• [Description of the task]: Print the full listing exactly.

Figure contents as structured data:
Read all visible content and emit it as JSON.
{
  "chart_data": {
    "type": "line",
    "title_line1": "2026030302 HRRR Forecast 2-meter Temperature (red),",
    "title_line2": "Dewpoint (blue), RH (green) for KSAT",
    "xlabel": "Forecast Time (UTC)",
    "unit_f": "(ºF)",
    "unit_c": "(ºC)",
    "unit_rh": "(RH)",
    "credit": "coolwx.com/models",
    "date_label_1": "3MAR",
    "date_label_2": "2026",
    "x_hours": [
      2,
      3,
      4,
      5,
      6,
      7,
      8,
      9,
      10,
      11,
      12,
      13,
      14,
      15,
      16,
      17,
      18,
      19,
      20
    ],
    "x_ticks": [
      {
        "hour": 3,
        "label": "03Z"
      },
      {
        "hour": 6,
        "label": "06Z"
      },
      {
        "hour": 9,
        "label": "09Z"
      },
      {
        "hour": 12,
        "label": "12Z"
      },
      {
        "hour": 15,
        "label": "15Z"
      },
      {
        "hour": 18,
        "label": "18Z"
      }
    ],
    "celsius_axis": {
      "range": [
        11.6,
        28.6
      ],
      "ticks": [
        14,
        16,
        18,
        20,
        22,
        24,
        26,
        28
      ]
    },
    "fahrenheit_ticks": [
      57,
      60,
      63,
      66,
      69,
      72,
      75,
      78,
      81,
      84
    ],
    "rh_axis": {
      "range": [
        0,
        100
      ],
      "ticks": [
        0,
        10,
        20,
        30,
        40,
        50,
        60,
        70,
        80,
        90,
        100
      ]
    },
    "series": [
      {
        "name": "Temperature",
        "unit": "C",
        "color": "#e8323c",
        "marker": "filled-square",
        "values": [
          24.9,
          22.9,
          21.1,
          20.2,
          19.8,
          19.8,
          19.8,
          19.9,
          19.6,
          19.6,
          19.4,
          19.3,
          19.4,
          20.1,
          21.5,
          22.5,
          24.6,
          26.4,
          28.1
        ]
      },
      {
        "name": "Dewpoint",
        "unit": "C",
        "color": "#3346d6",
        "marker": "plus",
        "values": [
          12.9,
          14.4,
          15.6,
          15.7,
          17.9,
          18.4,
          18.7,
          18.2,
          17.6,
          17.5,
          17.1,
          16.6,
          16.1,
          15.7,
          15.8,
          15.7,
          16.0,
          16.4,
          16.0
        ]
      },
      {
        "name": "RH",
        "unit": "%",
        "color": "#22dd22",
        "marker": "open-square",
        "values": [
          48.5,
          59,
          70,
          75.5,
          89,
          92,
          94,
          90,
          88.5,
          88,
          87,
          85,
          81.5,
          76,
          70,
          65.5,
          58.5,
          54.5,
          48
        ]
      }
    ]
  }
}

• [Task solution]:
Read all visible content and emit it as JSON.
{
  "chart_data": {
    "type": "line",
    "title_line1": "2026030302 HRRR Forecast 2-meter Temperature (red),",
    "title_line2": "Dewpoint (blue), RH (green) for KSAT",
    "xlabel": "Forecast Time (UTC)",
    "unit_f": "(ºF)",
    "unit_c": "(ºC)",
    "unit_rh": "(RH)",
    "credit": "coolwx.com/models",
    "date_label_1": "3MAR",
    "date_label_2": "2026",
    "x_hours": [
      2,
      3,
      4,
      5,
      6,
      7,
      8,
      9,
      10,
      11,
      12,
      13,
      14,
      15,
      16,
      17,
      18,
      19,
      20
    ],
    "x_ticks": [
      {
        "hour": 3,
        "label": "03Z"
      },
      {
        "hour": 6,
        "label": "06Z"
      },
      {
        "hour": 9,
        "label": "09Z"
      },
      {
        "hour": 12,
        "label": "12Z"
      },
      {
        "hour": 15,
        "label": "15Z"
      },
      {
        "hour": 18,
        "label": "18Z"
      }
    ],
    "celsius_axis": {
      "range": [
        11.6,
        28.6
      ],
      "ticks": [
        14,
        16,
        18,
        20,
        22,
        24,
        26,
        28
      ]
    },
    "fahrenheit_ticks": [
      57,
      60,
      63,
      66,
      69,
      72,
      75,
      78,
      81,
      84
    ],
    "rh_axis": {
      "range": [
        0,
        100
      ],
      "ticks": [
        0,
        10,
        20,
        30,
        40,
        50,
        60,
        70,
        80,
        90,
        100
      ]
    },
    "series": [
      {
        "name": "Temperature",
        "unit": "C",
        "color": "#e8323c",
        "marker": "filled-square",
        "values": [
          24.9,
          22.9,
          21.1,
          20.2,
          19.8,
          19.8,
          19.8,
          19.9,
          19.6,
          19.6,
          19.4,
          19.3,
          19.4,
          20.1,
          21.5,
          22.5,
          24.6,
          26.4,
          28.1
        ]
      },
      {
        "name": "Dewpoint",
        "unit": "C",
        "color": "#3346d6",
        "marker": "plus",
        "values": [
          12.9,
          14.4,
          15.6,
          15.7,
          17.9,
          18.4,
          18.7,
          18.2,
          17.6,
          17.5,
          17.1,
          16.6,
          16.1,
          15.7,
          15.8,
          15.7,
          16.0,
          16.4,
          16.0
        ]
      },
      {
        "name": "RH",
        "unit": "%",
        "color": "#22dd22",
        "marker": "open-square",
        "values": [
          48.5,
          59,
          70,
          75.5,
          89,
          92,
          94,
          90,
          88.5,
          88,
          87,
          85,
          81.5,
          76,
          70,
          65.5,
          58.5,
          54.5,
          48
        ]
      }
    ]
  }
}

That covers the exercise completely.